* start DATA SUPPLIED *
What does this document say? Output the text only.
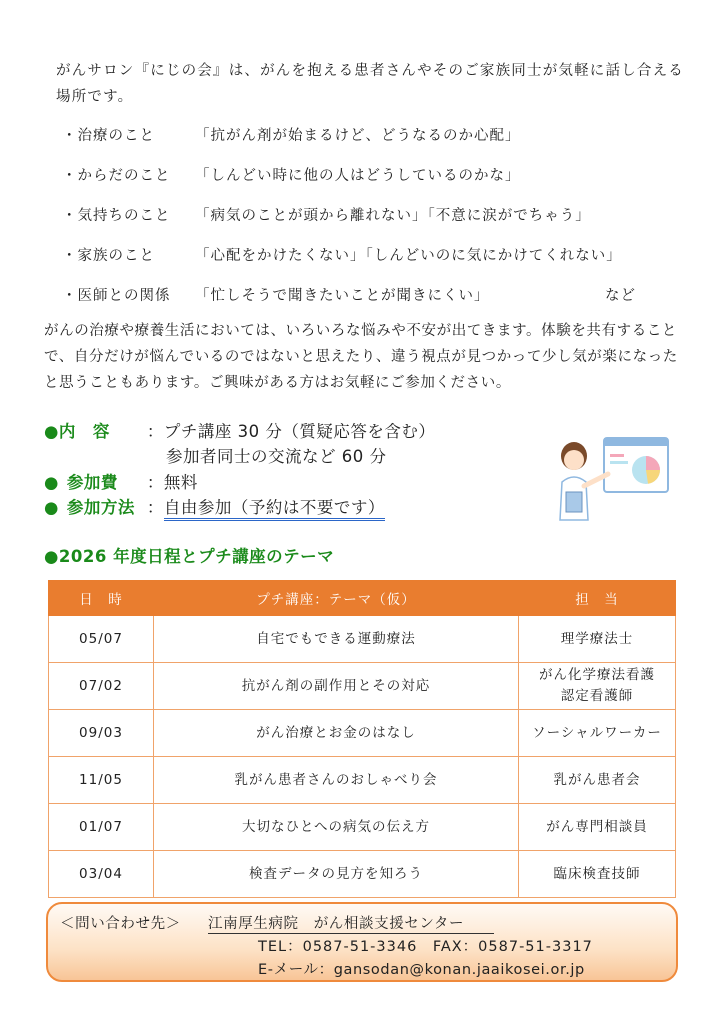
がんサロン『にじの会』は、がんを抱える患者さんやそのご家族同士が気軽に話し合える場所です。
・治療のこと	「抗がん剤が始まるけど、どうなるのか心配」
・からだのこと 「しんどい時に他の人はどうしているのかな」
・気持ちのこと 「病気のことが頭から離れない」「不意に涙がでちゃう」
・家族のこと	「心配をかけたくない」「しんどいのに気にかけてくれない」
・医師との関係 「忙しそうで聞きたいことが聞きにくい」	など
がんの治療や療養生活においては、いろいろな悩みや不安が出てきます。体験を共有することで、自分だけが悩んでいるのではないと思えたり、違う視点が見つかって少し気が楽になったと思うこともあります。ご興味がある方はお気軽にご参加ください。
●内　容 ：プチ講座 30 分（質疑応答を含む）
参加者同士の交流など 60 分
● 参加費 ：無料
● 参加方法 ：自由参加（予約は不要です）
●2026 年度日程とプチ講座のテーマ
日　時	プチ講座：テーマ（仮）	担　当
05/07	自宅でもできる運動療法	理学療法士
07/02	抗がん剤の副作用とその対応	がん化学療法看護
認定看護師
09/03	がん治療とお金のはなし	ソーシャルワーカー
11/05	乳がん患者さんのおしゃべり会	乳がん患者会
01/07	大切なひとへの病気の伝え方	がん専門相談員
03/04	検査データの見方を知ろう	臨床検査技師
＜問い合わせ先＞ 江南厚生病院　がん相談支援センター
TEL：0587-51-3346　FAX：0587-51-3317
E-メール：gansodan@konan.jaaikosei.or.jp
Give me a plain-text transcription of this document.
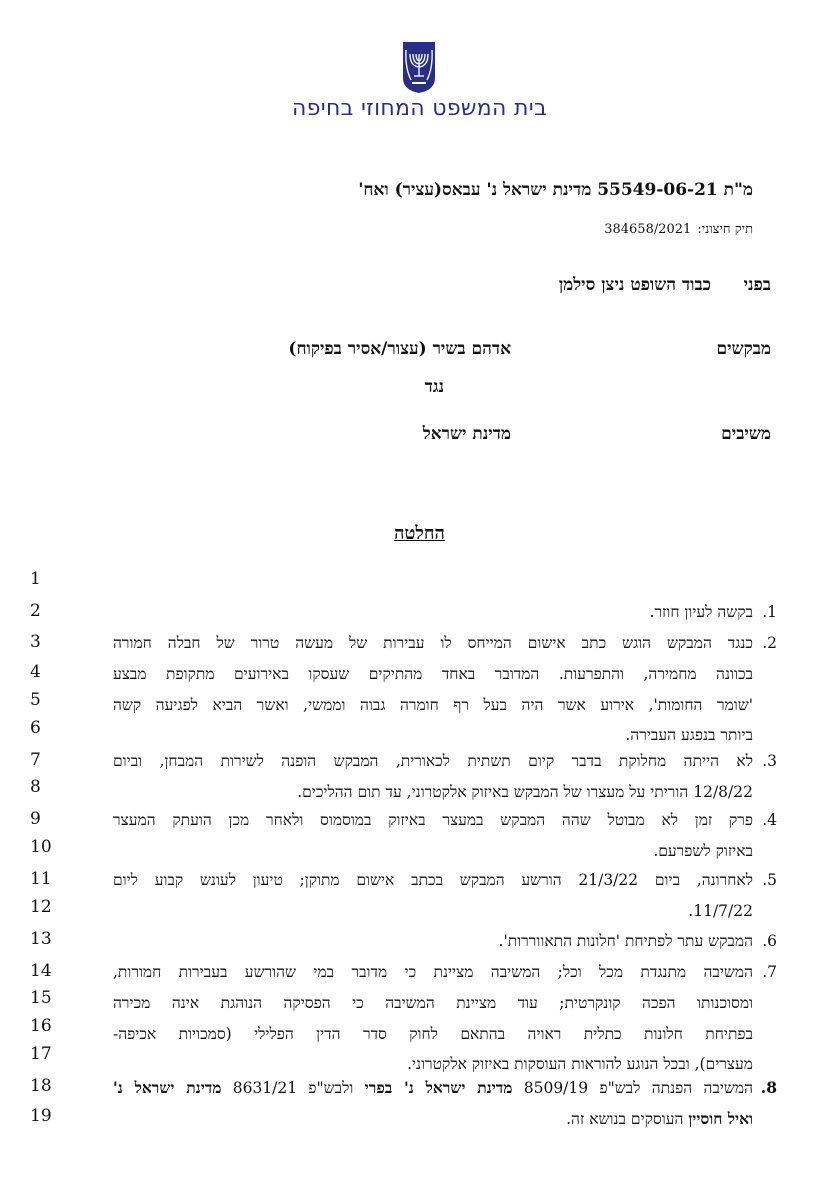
בית המשפט המחוזי בחיפה
מ"ת 55549-06-21 מדינת ישראל נ' עבאס(עציר) ואח'
תיק חיצוני:384658/2021
בפני
כבוד השופט ניצן סילמן
מבקשים
אדהם בשיר (עצור/אסיר בפיקוח)
נגד
משיבים
מדינת ישראל
החלטה
1
2
3
4
5
6
7
8
9
10
11
12
13
14
15
16
17
18
19
1.
בקשה לעיון חוזר.
2.
כנגד המבקש הוגש כתב אישום המייחס לו עבירות של מעשה טרור של חבלה חמורה
בכוונה מחמירה, והתפרעות. המדובר באחד מהתיקים שעסקו באירועים מתקופת מבצע
'שומר החומות', אירוע אשר היה בעל רף חומרה גבוה וממשי, ואשר הביא לפגיעה קשה
ביותר בנפגע העבירה.
3.
לא הייתה מחלוקת בדבר קיום תשתית לכאורית, המבקש הופנה לשירות המבחן, וביום
12/8/22 הוריתי על מעצרו של המבקש באיזוק אלקטרוני, עד תום ההליכים.
4.
פרק זמן לא מבוטל שהה המבקש במעצר באיזוק במוסמוס ולאחר מכן הועתק המעצר
באיזוק לשפרעם.
5.
לאחרונה, ביום 21/3/22 הורשע המבקש בכתב אישום מתוקן; טיעון לעונש קבוע ליום
11/7/22.
6.
המבקש עתר לפתיחת 'חלונות התאווררות'.
7.
המשיבה מתנגדת מכל וכל; המשיבה מציינת כי מדובר במי שהורשע בעבירות חמורות,
ומסוכנותו הפכה קונקרטית; עוד מציינת המשיבה כי הפסיקה הנוהגת אינה מכירה
בפתיחת חלונות כתלית ראויה בהתאם לחוק סדר הדין הפלילי (סמכויות אכיפה-
מעצרים), ובכל הנוגע להוראות העוסקות באיזוק אלקטרוני.
8.
המשיבה הפנתה לבש"פ 8509/19 מדינת ישראל נ' בפרי ולבש"פ 8631/21 מדינת ישראל נ'
ואיל חוסיין העוסקים בנושא זה.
* end DATA SUPPLIED *
• **TASK OBJECTIVE**
Copy all the data exactly as written, but skip any picture.

• **SOLUTION**
What does this document say? Output the text only.
がんサロン『にじの会』は、がんを抱える患者さんやそのご家族同士が気軽に話し合える場所です。
・治療のこと	「抗がん剤が始まるけど、どうなるのか心配」
・からだのこと 「しんどい時に他の人はどうしているのかな」
・気持ちのこと 「病気のことが頭から離れない」「不意に涙がでちゃう」
・家族のこと	「心配をかけたくない」「しんどいのに気にかけてくれない」
・医師との関係 「忙しそうで聞きたいことが聞きにくい」	など
がんの治療や療養生活においては、いろいろな悩みや不安が出てきます。体験を共有することで、自分だけが悩んでいるのではないと思えたり、違う視点が見つかって少し気が楽になったと思うこともあります。ご興味がある方はお気軽にご参加ください。
●内　容 ：プチ講座 30 分（質疑応答を含む）
参加者同士の交流など 60 分
● 参加費 ：無料
● 参加方法 ：自由参加（予約は不要です）
●2026 年度日程とプチ講座のテーマ
日　時	プチ講座：テーマ（仮）	担　当
05/07	自宅でもできる運動療法	理学療法士
07/02	抗がん剤の副作用とその対応	がん化学療法看護
認定看護師
09/03	がん治療とお金のはなし	ソーシャルワーカー
11/05	乳がん患者さんのおしゃべり会	乳がん患者会
01/07	大切なひとへの病気の伝え方	がん専門相談員
03/04	検査データの見方を知ろう	臨床検査技師
＜問い合わせ先＞ 江南厚生病院　がん相談支援センター
TEL：0587-51-3346　FAX：0587-51-3317
E-メール：gansodan@konan.jaaikosei.or.jp
Give me a plain-text transcription of this document.
בית המשפט המחוזי בחיפה
מ"ת 55549-06-21 מדינת ישראל נ' עבאס(עציר) ואח'
תיק חיצוני:384658/2021
בפני
כבוד השופט ניצן סילמן
מבקשים
אדהם בשיר (עצור/אסיר בפיקוח)
נגד
משיבים
מדינת ישראל
החלטה
1
2
3
4
5
6
7
8
9
10
11
12
13
14
15
16
17
18
19
1.
בקשה לעיון חוזר.
2.
כנגד המבקש הוגש כתב אישום המייחס לו עבירות של מעשה טרור של חבלה חמורה
בכוונה מחמירה, והתפרעות. המדובר באחד מהתיקים שעסקו באירועים מתקופת מבצע
'שומר החומות', אירוע אשר היה בעל רף חומרה גבוה וממשי, ואשר הביא לפגיעה קשה
ביותר בנפגע העבירה.
3.
לא הייתה מחלוקת בדבר קיום תשתית לכאורית, המבקש הופנה לשירות המבחן, וביום
12/8/22 הוריתי על מעצרו של המבקש באיזוק אלקטרוני, עד תום ההליכים.
4.
פרק זמן לא מבוטל שהה המבקש במעצר באיזוק במוסמוס ולאחר מכן הועתק המעצר
באיזוק לשפרעם.
5.
לאחרונה, ביום 21/3/22 הורשע המבקש בכתב אישום מתוקן; טיעון לעונש קבוע ליום
11/7/22.
6.
המבקש עתר לפתיחת 'חלונות התאווררות'.
7.
המשיבה מתנגדת מכל וכל; המשיבה מציינת כי מדובר במי שהורשע בעבירות חמורות,
ומסוכנותו הפכה קונקרטית; עוד מציינת המשיבה כי הפסיקה הנוהגת אינה מכירה
בפתיחת חלונות כתלית ראויה בהתאם לחוק סדר הדין הפלילי (סמכויות אכיפה-
מעצרים), ובכל הנוגע להוראות העוסקות באיזוק אלקטרוני.
8.
המשיבה הפנתה לבש"פ 8509/19 מדינת ישראל נ' בפרי ולבש"פ 8631/21 מדינת ישראל נ'
ואיל חוסיין העוסקים בנושא זה.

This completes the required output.